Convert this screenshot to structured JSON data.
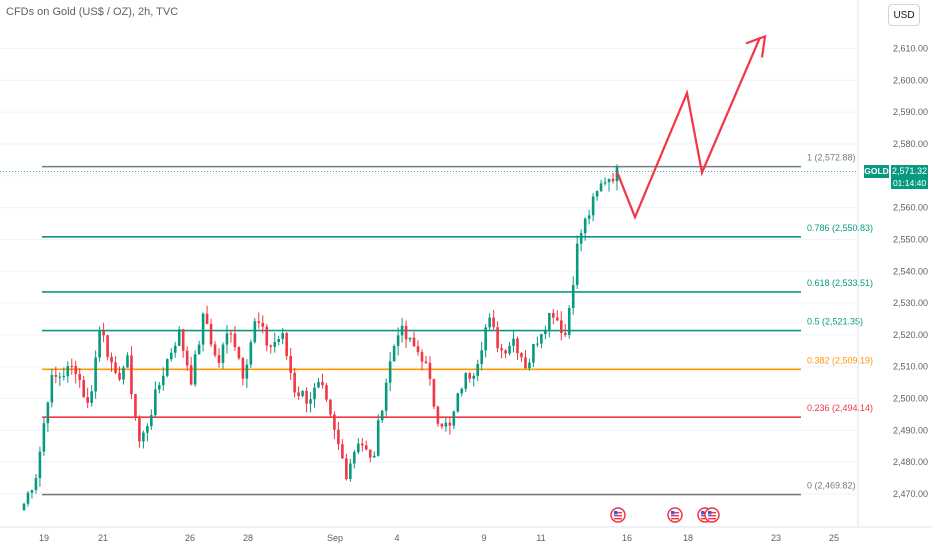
{
  "header": {
    "title": "CFDs on Gold (US$ / OZ), 2h, TVC"
  },
  "currency_button": {
    "label": "USD"
  },
  "last_price": {
    "symbol": "GOLD",
    "price": "2,571.32",
    "countdown": "01:14:40"
  },
  "colors": {
    "up": "#089981",
    "down": "#f23645",
    "fib_neutral": "#787b86",
    "fib_green": "#089981",
    "fib_orange": "#ff9800",
    "fib_red": "#f23645",
    "arrow": "#f23645"
  },
  "chart_data": {
    "type": "candlestick",
    "x_ticks": [
      "19",
      "21",
      "26",
      "28",
      "Sep",
      "4",
      "9",
      "11",
      "16",
      "18",
      "23",
      "25"
    ],
    "y_ticks": [
      "2,610.00",
      "2,600.00",
      "2,590.00",
      "2,580.00",
      "2,570.00",
      "2,560.00",
      "2,550.00",
      "2,540.00",
      "2,530.00",
      "2,520.00",
      "2,510.00",
      "2,500.00",
      "2,490.00",
      "2,480.00",
      "2,470.00"
    ],
    "ylim": [
      2465.5,
      2619.0
    ],
    "fib_levels": [
      {
        "label": "1 (2,572.88)",
        "value": 2572.88,
        "color": "#787b86"
      },
      {
        "label": "0.786 (2,550.83)",
        "value": 2550.83,
        "color": "#089981"
      },
      {
        "label": "0.618 (2,533.51)",
        "value": 2533.51,
        "color": "#089981"
      },
      {
        "label": "0.5 (2,521.35)",
        "value": 2521.35,
        "color": "#089981"
      },
      {
        "label": "0.382 (2,509.19)",
        "value": 2509.19,
        "color": "#ff9800"
      },
      {
        "label": "0.236 (2,494.14)",
        "value": 2494.14,
        "color": "#f23645"
      },
      {
        "label": "0 (2,469.82)",
        "value": 2469.82,
        "color": "#787b86"
      }
    ],
    "current_price": 2571.32,
    "key_prices": [
      2467,
      2477,
      2505,
      2508,
      2510,
      2497,
      2525,
      2505,
      2512,
      2485,
      2498,
      2511,
      2521,
      2506,
      2527,
      2510,
      2523,
      2508,
      2525,
      2516,
      2520,
      2503,
      2500,
      2504,
      2490,
      2477,
      2488,
      2479,
      2504,
      2522,
      2517,
      2513,
      2495,
      2490,
      2505,
      2510,
      2525,
      2515,
      2519,
      2510,
      2521,
      2528,
      2520,
      2550,
      2560,
      2569,
      2571
    ],
    "projection": [
      2571.3,
      2557.0,
      2596.0,
      2571.0,
      2613.5
    ],
    "event_markers": [
      "US",
      "US",
      "US",
      "US"
    ]
  }
}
┄┄┄┄┄┄
Read the data above. Pull out each line in which the string "label" appears.

* Solution for this problem
    "label": "USD"
        "label": "1 (2,572.88)",
        "label": "0.786 (2,550.83)",
        "label": "0.618 (2,533.51)",
        "label": "0.5 (2,521.35)",
        "label": "0.382 (2,509.19)",
        "label": "0.236 (2,494.14)",
        "label": "0 (2,469.82)",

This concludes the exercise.